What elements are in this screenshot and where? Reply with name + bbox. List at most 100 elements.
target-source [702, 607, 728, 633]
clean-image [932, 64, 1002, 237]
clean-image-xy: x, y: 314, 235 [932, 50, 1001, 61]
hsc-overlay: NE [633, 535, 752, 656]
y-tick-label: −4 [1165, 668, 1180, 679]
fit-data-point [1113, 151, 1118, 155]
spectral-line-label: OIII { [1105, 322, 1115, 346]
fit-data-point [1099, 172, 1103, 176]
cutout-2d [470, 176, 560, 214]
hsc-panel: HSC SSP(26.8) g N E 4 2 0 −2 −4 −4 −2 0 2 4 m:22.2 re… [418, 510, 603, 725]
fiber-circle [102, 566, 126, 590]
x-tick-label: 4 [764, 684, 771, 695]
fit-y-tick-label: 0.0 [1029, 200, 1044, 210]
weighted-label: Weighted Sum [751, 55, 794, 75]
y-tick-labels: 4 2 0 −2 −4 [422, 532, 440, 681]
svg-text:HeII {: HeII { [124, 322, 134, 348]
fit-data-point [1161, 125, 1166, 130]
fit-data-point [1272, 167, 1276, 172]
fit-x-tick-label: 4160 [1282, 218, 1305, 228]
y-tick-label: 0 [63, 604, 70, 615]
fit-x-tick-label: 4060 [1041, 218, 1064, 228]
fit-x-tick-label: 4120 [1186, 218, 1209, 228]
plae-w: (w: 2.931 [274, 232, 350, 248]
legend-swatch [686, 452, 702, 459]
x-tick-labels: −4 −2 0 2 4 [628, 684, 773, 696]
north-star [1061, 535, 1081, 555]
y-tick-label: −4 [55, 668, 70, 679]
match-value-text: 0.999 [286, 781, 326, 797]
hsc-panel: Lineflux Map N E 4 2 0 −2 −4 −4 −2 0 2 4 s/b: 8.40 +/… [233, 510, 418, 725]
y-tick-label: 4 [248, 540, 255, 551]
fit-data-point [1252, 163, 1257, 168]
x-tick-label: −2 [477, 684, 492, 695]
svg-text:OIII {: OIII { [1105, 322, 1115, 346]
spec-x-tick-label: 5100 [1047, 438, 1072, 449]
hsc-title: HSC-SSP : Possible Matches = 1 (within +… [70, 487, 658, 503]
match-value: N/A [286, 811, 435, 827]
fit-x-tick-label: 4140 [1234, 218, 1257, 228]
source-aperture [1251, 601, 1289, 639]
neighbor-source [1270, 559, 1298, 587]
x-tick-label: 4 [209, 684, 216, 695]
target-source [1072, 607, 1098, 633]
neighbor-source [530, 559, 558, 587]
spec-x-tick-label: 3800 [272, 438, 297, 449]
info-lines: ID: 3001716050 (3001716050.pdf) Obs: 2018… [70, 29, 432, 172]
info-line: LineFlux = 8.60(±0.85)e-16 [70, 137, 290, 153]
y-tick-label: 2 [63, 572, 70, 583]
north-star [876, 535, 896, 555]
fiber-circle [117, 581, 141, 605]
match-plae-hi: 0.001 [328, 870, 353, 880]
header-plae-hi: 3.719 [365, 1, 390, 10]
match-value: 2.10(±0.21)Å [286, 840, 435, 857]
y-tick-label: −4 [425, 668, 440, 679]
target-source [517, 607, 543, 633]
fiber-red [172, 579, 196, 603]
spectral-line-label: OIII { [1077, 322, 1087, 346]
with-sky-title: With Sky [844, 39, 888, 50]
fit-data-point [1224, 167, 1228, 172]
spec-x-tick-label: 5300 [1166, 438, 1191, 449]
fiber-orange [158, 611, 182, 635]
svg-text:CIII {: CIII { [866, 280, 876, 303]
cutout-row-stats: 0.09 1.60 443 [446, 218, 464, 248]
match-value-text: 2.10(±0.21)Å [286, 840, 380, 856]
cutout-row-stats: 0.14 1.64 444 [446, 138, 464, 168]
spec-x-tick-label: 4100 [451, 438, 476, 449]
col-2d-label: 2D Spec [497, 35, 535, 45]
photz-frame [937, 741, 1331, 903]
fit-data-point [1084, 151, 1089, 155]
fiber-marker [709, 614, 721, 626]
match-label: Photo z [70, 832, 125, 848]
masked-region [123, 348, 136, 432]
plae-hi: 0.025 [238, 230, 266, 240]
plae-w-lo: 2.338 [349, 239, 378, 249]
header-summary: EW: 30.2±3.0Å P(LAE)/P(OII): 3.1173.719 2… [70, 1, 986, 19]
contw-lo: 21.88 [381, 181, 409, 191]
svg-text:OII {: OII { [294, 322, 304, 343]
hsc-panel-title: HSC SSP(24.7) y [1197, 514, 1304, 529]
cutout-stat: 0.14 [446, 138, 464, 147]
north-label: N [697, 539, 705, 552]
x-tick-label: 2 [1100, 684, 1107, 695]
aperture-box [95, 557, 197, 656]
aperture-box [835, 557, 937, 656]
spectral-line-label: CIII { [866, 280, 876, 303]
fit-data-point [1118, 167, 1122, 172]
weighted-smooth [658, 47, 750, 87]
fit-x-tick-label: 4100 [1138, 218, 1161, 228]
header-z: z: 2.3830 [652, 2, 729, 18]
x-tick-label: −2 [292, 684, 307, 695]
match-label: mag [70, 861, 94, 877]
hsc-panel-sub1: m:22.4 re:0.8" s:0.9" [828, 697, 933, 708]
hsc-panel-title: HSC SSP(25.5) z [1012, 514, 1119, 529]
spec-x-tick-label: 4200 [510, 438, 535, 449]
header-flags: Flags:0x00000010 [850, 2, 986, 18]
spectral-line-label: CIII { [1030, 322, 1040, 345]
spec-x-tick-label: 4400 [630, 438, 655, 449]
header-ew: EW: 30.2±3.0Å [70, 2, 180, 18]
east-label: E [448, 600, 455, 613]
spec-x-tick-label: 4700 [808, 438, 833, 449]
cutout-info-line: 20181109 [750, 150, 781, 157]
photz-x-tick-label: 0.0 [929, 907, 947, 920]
+ + + +
• Work required:
Reproduce every entry above word for word, keeping each line unchanged.

• Finished answer:
What elements are in this screenshot and where? Reply with name + bbox. List at most 100 elements.
target-source [702, 607, 728, 633]
clean-image [932, 64, 1002, 237]
clean-image-xy: x, y: 314, 235 [932, 50, 1001, 61]
hsc-overlay: NE [633, 535, 752, 656]
y-tick-label: −4 [1165, 668, 1180, 679]
fit-data-point [1113, 151, 1118, 155]
spectral-line-label: OIII { [1105, 322, 1115, 346]
fit-data-point [1099, 172, 1103, 176]
cutout-2d [470, 176, 560, 214]
hsc-panel: HSC SSP(26.8) g N E 4 2 0 −2 −4 −4 −2 0 2 4 m:22.2 re… [418, 510, 603, 725]
fiber-circle [102, 566, 126, 590]
x-tick-label: 4 [764, 684, 771, 695]
fit-y-tick-label: 0.0 [1029, 200, 1044, 210]
weighted-label: Weighted Sum [751, 55, 794, 75]
y-tick-labels: 4 2 0 −2 −4 [422, 532, 440, 681]
svg-text:HeII {: HeII { [124, 322, 134, 348]
fit-data-point [1161, 125, 1166, 130]
fit-data-point [1272, 167, 1276, 172]
fit-x-tick-label: 4160 [1282, 218, 1305, 228]
y-tick-label: 0 [63, 604, 70, 615]
fit-x-tick-label: 4060 [1041, 218, 1064, 228]
fit-x-tick-label: 4120 [1186, 218, 1209, 228]
plae-w: (w: 2.931 [274, 232, 350, 248]
legend-swatch [686, 452, 702, 459]
x-tick-labels: −4 −2 0 2 4 [628, 684, 773, 696]
north-star [1061, 535, 1081, 555]
y-tick-label: −4 [55, 668, 70, 679]
match-value-text: 0.999 [286, 781, 326, 797]
hsc-panel: Lineflux Map N E 4 2 0 −2 −4 −4 −2 0 2 4 s/b: 8.40 +/… [233, 510, 418, 725]
y-tick-label: 4 [248, 540, 255, 551]
fit-data-point [1252, 163, 1257, 168]
x-tick-label: −2 [477, 684, 492, 695]
svg-text:OIII {: OIII { [1105, 322, 1115, 346]
spec-x-tick-label: 5100 [1047, 438, 1072, 449]
hsc-title: HSC-SSP : Possible Matches = 1 (within +… [70, 487, 658, 503]
match-value: N/A [286, 811, 435, 827]
fit-x-tick-label: 4140 [1234, 218, 1257, 228]
source-aperture [1251, 601, 1289, 639]
neighbor-source [1270, 559, 1298, 587]
x-tick-label: 4 [209, 684, 216, 695]
target-source [1072, 607, 1098, 633]
neighbor-source [530, 559, 558, 587]
spec-x-tick-label: 3800 [272, 438, 297, 449]
info-lines: ID: 3001716050 (3001716050.pdf) Obs: 2018… [70, 29, 432, 172]
info-line: LineFlux = 8.60(±0.85)e-16 [70, 137, 290, 153]
y-tick-label: 2 [63, 572, 70, 583]
north-star [876, 535, 896, 555]
fiber-circle [117, 581, 141, 605]
match-plae-hi: 0.001 [328, 870, 353, 880]
header-plae-hi: 3.719 [365, 1, 390, 10]
match-value: 2.10(±0.21)Å [286, 840, 435, 857]
y-tick-label: −4 [425, 668, 440, 679]
target-source [517, 607, 543, 633]
fiber-red [172, 579, 196, 603]
spectral-line-label: OIII { [1077, 322, 1087, 346]
with-sky-title: With Sky [844, 39, 888, 50]
fit-data-point [1224, 167, 1228, 172]
spec-x-tick-label: 5300 [1166, 438, 1191, 449]
fiber-orange [158, 611, 182, 635]
svg-text:CIII {: CIII { [866, 280, 876, 303]
cutout-row-stats: 0.09 1.60 443 [446, 218, 464, 248]
match-value-text: 2.10(±0.21)Å [286, 840, 380, 856]
cutout-row-stats: 0.14 1.64 444 [446, 138, 464, 168]
spec-x-tick-label: 4100 [451, 438, 476, 449]
col-2d-label: 2D Spec [497, 35, 535, 45]
photz-frame [937, 741, 1331, 903]
fit-data-point [1084, 151, 1089, 155]
fiber-marker [709, 614, 721, 626]
match-label: Photo z [70, 832, 125, 848]
masked-region [123, 348, 136, 432]
plae-hi: 0.025 [238, 230, 266, 240]
plae-w-lo: 2.338 [349, 239, 378, 249]
header-summary: EW: 30.2±3.0Å P(LAE)/P(OII): 3.1173.719 2… [70, 1, 986, 19]
contw-lo: 21.88 [381, 181, 409, 191]
svg-text:OII {: OII { [294, 322, 304, 343]
hsc-panel-title: HSC SSP(24.7) y [1197, 514, 1304, 529]
cutout-stat: 0.14 [446, 138, 464, 147]
north-label: N [697, 539, 705, 552]
x-tick-label: 2 [1100, 684, 1107, 695]
aperture-box [95, 557, 197, 656]
aperture-box [835, 557, 937, 656]
spectral-line-label: CIII { [866, 280, 876, 303]
fit-data-point [1118, 167, 1122, 172]
weighted-smooth [658, 47, 750, 87]
fit-x-tick-label: 4100 [1138, 218, 1161, 228]
header-z: z: 2.3830 [652, 2, 729, 18]
x-tick-label: −2 [292, 684, 307, 695]
match-label: mag [70, 861, 94, 877]
hsc-panel-sub1: m:22.4 re:0.8" s:0.9" [828, 697, 933, 708]
hsc-panel-title: HSC SSP(25.5) z [1012, 514, 1119, 529]
spec-x-tick-label: 4200 [510, 438, 535, 449]
header-flags: Flags:0x00000010 [850, 2, 986, 18]
spectral-line-label: CIII { [1030, 322, 1040, 345]
spec-x-tick-label: 4400 [630, 438, 655, 449]
header-ew: EW: 30.2±3.0Å [70, 2, 180, 18]
east-label: E [448, 600, 455, 613]
spec-x-tick-label: 4700 [808, 438, 833, 449]
cutout-info-line: 20181109 [750, 150, 781, 157]
photz-x-tick-label: 0.0 [929, 907, 947, 920]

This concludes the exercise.